* AUFGABEN *
1) Welche Grafikkarte nennt der Forenbeitrag?
2) Gib bitte den Forenbeitrag von „Ich habe damals“ bis einschließlich „mehr geschafft hat.“ wieder und ersetze darin „Recount“ durch „Details“.

Ich habe damals einen Intel Dual Core E8500 (2*3,16) 6 GB RAM und eine GTX 260 gehabt. Lief alles auf Hoch sehr gut, nur in 25er Raids gab es des öfteren Probleme. Gerade beim Pull, wenn alle Chars alles auf einmal Zünden, dann waren Lags bei einigen Bossen fast immer garantiert. Weltbosse mit 50 und mehr Chars waren eh immer eine Dia Show. Und das hatte nichts mit Hoch oder Mittel zu tun. Ein runterstellen half da gar nicht. Man musste explizit einige Add Ons (vor allem Recount) Ausschalten damit es überhaupt einigermaßen lief, da die CPU die Verarbeitung nicht mehr geschafft hat.

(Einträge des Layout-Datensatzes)

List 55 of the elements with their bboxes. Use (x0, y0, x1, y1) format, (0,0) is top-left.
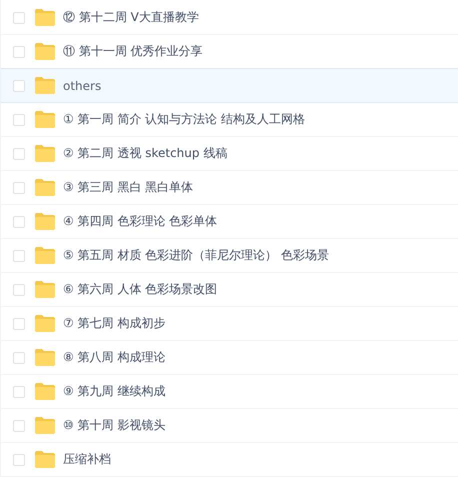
checkbox[interactable] (13, 386, 25, 398)
file-row[interactable]: ⑦ 第七周 构成初步 (1, 307, 458, 341)
folder-icon (35, 247, 55, 264)
file-name[interactable]: ⑦ 第七周 构成初步 (63, 315, 166, 332)
file-row[interactable]: ② 第二周 透视 sketchup 线稿 (1, 137, 458, 171)
checkbox[interactable] (13, 46, 25, 58)
folder-icon (35, 417, 55, 434)
folder-icon (35, 9, 55, 26)
folder-icon (35, 145, 55, 162)
file-row[interactable]: 压缩补档 (1, 443, 458, 477)
file-name[interactable]: 压缩补档 (63, 451, 111, 468)
file-row[interactable]: ⑩ 第十周 影视镜头 (1, 409, 458, 443)
folder-icon (35, 349, 55, 366)
checkbox[interactable] (13, 12, 25, 24)
checkbox[interactable] (13, 114, 25, 126)
file-name[interactable]: ⑤ 第五周 材质 色彩进阶（菲尼尔理论） 色彩场景 (63, 247, 330, 264)
file-name[interactable]: ⑨ 第九周 继续构成 (63, 383, 166, 400)
file-name[interactable]: ② 第二周 透视 sketchup 线稿 (63, 145, 228, 162)
folder-icon (35, 43, 55, 60)
checkbox[interactable] (13, 352, 25, 364)
checkbox[interactable] (13, 454, 25, 466)
folder-icon (35, 213, 55, 230)
checkbox[interactable] (13, 148, 25, 160)
file-row[interactable]: others (1, 68, 458, 103)
file-name[interactable]: ① 第一周 简介 认知与方法论 结构及人工网格 (63, 111, 306, 128)
file-row[interactable]: ④ 第四周 色彩理论 色彩单体 (1, 205, 458, 239)
file-name[interactable]: ⑩ 第十周 影视镜头 (63, 417, 166, 434)
file-name[interactable]: ⑪ 第十一周 优秀作业分享 (63, 43, 203, 60)
file-name[interactable]: ④ 第四周 色彩理论 色彩单体 (63, 213, 218, 230)
folder-icon (35, 281, 55, 298)
file-name[interactable]: ⑧ 第八周 构成理论 (63, 349, 166, 366)
file-name[interactable]: ⑥ 第六周 人体 色彩场景改图 (63, 281, 218, 298)
file-row[interactable]: ⑫ 第十二周 V大直播教学 (1, 1, 458, 35)
folder-icon (35, 315, 55, 332)
folder-icon (35, 383, 55, 400)
file-name[interactable]: others (63, 78, 102, 92)
file-row[interactable]: ① 第一周 简介 认知与方法论 结构及人工网格 (1, 103, 458, 137)
file-name[interactable]: ③ 第三周 黑白 黑白单体 (63, 179, 194, 196)
checkbox[interactable] (13, 284, 25, 296)
checkbox[interactable] (13, 80, 25, 92)
file-row[interactable]: ⑥ 第六周 人体 色彩场景改图 (1, 273, 458, 307)
folder-icon (35, 77, 55, 94)
file-row[interactable]: ⑧ 第八周 构成理论 (1, 341, 458, 375)
folder-icon (35, 451, 55, 468)
checkbox[interactable] (13, 182, 25, 194)
checkbox[interactable] (13, 318, 25, 330)
file-row[interactable]: ⑨ 第九周 继续构成 (1, 375, 458, 409)
checkbox[interactable] (13, 250, 25, 262)
checkbox[interactable] (13, 216, 25, 228)
checkbox[interactable] (13, 420, 25, 432)
folder-icon (35, 179, 55, 196)
file-name[interactable]: ⑫ 第十二周 V大直播教学 (63, 9, 199, 26)
file-row[interactable]: ③ 第三周 黑白 黑白单体 (1, 171, 458, 205)
folder-icon (35, 111, 55, 128)
file-row[interactable]: ⑤ 第五周 材质 色彩进阶（菲尼尔理论） 色彩场景 (1, 239, 458, 273)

* LÖSUNGEN *
1) Eine GTX 260.

2)
Ich habe damals einen Intel Dual Core E8500 (2*3,16) 6 GB RAM und eine GTX 260 gehabt. Lief alles auf Hoch sehr gut, nur in 25er Raids gab es des öfteren Probleme. Gerade beim Pull, wenn alle Chars alles auf einmal Zünden, dann waren Lags bei einigen Bossen fast immer garantiert. Weltbosse mit 50 und mehr Chars waren eh immer eine Dia Show. Und das hatte nichts mit Hoch oder Mittel zu tun. Ein runterstellen half da gar nicht. Man musste explizit einige Add Ons (vor allem Details) Ausschalten damit es überhaupt einigermaßen lief, da die CPU die Verarbeitung nicht mehr geschafft hat.